> Record set:
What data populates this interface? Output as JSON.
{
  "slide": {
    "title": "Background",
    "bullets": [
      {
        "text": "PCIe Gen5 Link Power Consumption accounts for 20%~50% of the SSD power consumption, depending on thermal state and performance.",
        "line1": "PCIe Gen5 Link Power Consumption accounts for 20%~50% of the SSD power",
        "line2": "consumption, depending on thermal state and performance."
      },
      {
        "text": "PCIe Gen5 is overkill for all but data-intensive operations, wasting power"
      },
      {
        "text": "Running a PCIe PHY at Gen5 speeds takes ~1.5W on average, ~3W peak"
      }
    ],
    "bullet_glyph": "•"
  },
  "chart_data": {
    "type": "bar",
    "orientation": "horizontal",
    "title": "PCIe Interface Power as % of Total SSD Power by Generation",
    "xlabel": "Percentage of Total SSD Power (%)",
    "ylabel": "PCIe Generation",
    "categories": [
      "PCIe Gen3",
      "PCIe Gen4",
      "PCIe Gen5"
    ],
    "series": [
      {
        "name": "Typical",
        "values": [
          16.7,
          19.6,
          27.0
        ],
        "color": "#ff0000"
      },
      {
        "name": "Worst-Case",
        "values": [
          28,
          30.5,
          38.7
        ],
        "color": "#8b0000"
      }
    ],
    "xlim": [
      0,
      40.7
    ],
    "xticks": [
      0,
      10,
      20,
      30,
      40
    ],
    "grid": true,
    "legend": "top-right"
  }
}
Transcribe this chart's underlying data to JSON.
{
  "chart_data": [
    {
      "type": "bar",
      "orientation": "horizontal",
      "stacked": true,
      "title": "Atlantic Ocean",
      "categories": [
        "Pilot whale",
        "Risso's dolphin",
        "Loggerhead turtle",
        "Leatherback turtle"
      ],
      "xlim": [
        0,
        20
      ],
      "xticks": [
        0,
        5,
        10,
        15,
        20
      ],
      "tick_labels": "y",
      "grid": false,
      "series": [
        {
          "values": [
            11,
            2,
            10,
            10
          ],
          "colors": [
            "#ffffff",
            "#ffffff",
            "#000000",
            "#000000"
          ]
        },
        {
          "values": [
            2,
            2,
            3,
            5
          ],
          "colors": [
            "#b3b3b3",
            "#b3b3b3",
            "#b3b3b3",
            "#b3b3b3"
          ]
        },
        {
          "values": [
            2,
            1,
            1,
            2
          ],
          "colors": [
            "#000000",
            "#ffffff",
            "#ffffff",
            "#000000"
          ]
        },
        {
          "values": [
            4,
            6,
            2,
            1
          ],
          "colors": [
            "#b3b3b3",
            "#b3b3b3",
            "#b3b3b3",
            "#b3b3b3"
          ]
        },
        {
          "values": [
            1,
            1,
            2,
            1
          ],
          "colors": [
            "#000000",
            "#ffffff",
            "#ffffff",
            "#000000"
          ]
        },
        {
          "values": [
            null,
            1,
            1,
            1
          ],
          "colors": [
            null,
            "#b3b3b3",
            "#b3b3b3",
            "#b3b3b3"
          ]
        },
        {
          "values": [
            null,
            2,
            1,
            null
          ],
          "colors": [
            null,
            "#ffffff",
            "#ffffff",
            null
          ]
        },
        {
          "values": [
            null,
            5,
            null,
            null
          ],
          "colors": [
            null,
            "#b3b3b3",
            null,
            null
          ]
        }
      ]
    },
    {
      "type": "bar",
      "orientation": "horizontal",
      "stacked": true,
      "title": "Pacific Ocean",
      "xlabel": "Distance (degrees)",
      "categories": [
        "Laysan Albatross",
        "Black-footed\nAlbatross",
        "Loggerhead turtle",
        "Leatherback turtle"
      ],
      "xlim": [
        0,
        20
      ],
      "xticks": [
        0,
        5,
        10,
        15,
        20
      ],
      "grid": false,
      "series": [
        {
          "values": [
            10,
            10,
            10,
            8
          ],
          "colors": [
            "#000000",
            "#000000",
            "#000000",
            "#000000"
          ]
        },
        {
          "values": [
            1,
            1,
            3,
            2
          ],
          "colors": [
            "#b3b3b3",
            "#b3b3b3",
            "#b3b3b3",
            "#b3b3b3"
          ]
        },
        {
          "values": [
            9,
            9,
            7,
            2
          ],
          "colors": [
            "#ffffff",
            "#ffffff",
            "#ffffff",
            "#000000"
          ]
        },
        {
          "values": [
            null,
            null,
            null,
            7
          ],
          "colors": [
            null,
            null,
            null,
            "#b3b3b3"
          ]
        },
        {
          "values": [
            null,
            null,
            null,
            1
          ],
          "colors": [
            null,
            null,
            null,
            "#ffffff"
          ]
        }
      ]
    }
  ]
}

> Work to be completed:
Copy all the records above precisely.

> The response:
What data populates this interface? Output as JSON.
{
  "slide": {
    "title": "Background",
    "bullets": [
      {
        "text": "PCIe Gen5 Link Power Consumption accounts for 20%~50% of the SSD power consumption, depending on thermal state and performance.",
        "line1": "PCIe Gen5 Link Power Consumption accounts for 20%~50% of the SSD power",
        "line2": "consumption, depending on thermal state and performance."
      },
      {
        "text": "PCIe Gen5 is overkill for all but data-intensive operations, wasting power"
      },
      {
        "text": "Running a PCIe PHY at Gen5 speeds takes ~1.5W on average, ~3W peak"
      }
    ],
    "bullet_glyph": "•"
  },
  "chart_data": {
    "type": "bar",
    "orientation": "horizontal",
    "title": "PCIe Interface Power as % of Total SSD Power by Generation",
    "xlabel": "Percentage of Total SSD Power (%)",
    "ylabel": "PCIe Generation",
    "categories": [
      "PCIe Gen3",
      "PCIe Gen4",
      "PCIe Gen5"
    ],
    "series": [
      {
        "name": "Typical",
        "values": [
          16.7,
          19.6,
          27.0
        ],
        "color": "#ff0000"
      },
      {
        "name": "Worst-Case",
        "values": [
          28,
          30.5,
          38.7
        ],
        "color": "#8b0000"
      }
    ],
    "xlim": [
      0,
      40.7
    ],
    "xticks": [
      0,
      10,
      20,
      30,
      40
    ],
    "grid": true,
    "legend": "top-right"
  }
}
Transcribe this chart's underlying data to JSON.
{
  "chart_data": [
    {
      "type": "bar",
      "orientation": "horizontal",
      "stacked": true,
      "title": "Atlantic Ocean",
      "categories": [
        "Pilot whale",
        "Risso's dolphin",
        "Loggerhead turtle",
        "Leatherback turtle"
      ],
      "xlim": [
        0,
        20
      ],
      "xticks": [
        0,
        5,
        10,
        15,
        20
      ],
      "tick_labels": "y",
      "grid": false,
      "series": [
        {
          "values": [
            11,
            2,
            10,
            10
          ],
          "colors": [
            "#ffffff",
            "#ffffff",
            "#000000",
            "#000000"
          ]
        },
        {
          "values": [
            2,
            2,
            3,
            5
          ],
          "colors": [
            "#b3b3b3",
            "#b3b3b3",
            "#b3b3b3",
            "#b3b3b3"
          ]
        },
        {
          "values": [
            2,
            1,
            1,
            2
          ],
          "colors": [
            "#000000",
            "#ffffff",
            "#ffffff",
            "#000000"
          ]
        },
        {
          "values": [
            4,
            6,
            2,
            1
          ],
          "colors": [
            "#b3b3b3",
            "#b3b3b3",
            "#b3b3b3",
            "#b3b3b3"
          ]
        },
        {
          "values": [
            1,
            1,
            2,
            1
          ],
          "colors": [
            "#000000",
            "#ffffff",
            "#ffffff",
            "#000000"
          ]
        },
        {
          "values": [
            null,
            1,
            1,
            1
          ],
          "colors": [
            null,
            "#b3b3b3",
            "#b3b3b3",
            "#b3b3b3"
          ]
        },
        {
          "values": [
            null,
            2,
            1,
            null
          ],
          "colors": [
            null,
            "#ffffff",
            "#ffffff",
            null
          ]
        },
        {
          "values": [
            null,
            5,
            null,
            null
          ],
          "colors": [
            null,
            "#b3b3b3",
            null,
            null
          ]
        }
      ]
    },
    {
      "type": "bar",
      "orientation": "horizontal",
      "stacked": true,
      "title": "Pacific Ocean",
      "xlabel": "Distance (degrees)",
      "categories": [
        "Laysan Albatross",
        "Black-footed\nAlbatross",
        "Loggerhead turtle",
        "Leatherback turtle"
      ],
      "xlim": [
        0,
        20
      ],
      "xticks": [
        0,
        5,
        10,
        15,
        20
      ],
      "grid": false,
      "series": [
        {
          "values": [
            10,
            10,
            10,
            8
          ],
          "colors": [
            "#000000",
            "#000000",
            "#000000",
            "#000000"
          ]
        },
        {
          "values": [
            1,
            1,
            3,
            2
          ],
          "colors": [
            "#b3b3b3",
            "#b3b3b3",
            "#b3b3b3",
            "#b3b3b3"
          ]
        },
        {
          "values": [
            9,
            9,
            7,
            2
          ],
          "colors": [
            "#ffffff",
            "#ffffff",
            "#ffffff",
            "#000000"
          ]
        },
        {
          "values": [
            null,
            null,
            null,
            7
          ],
          "colors": [
            null,
            null,
            null,
            "#b3b3b3"
          ]
        },
        {
          "values": [
            null,
            null,
            null,
            1
          ],
          "colors": [
            null,
            null,
            null,
            "#ffffff"
          ]
        }
      ]
    }
  ]
}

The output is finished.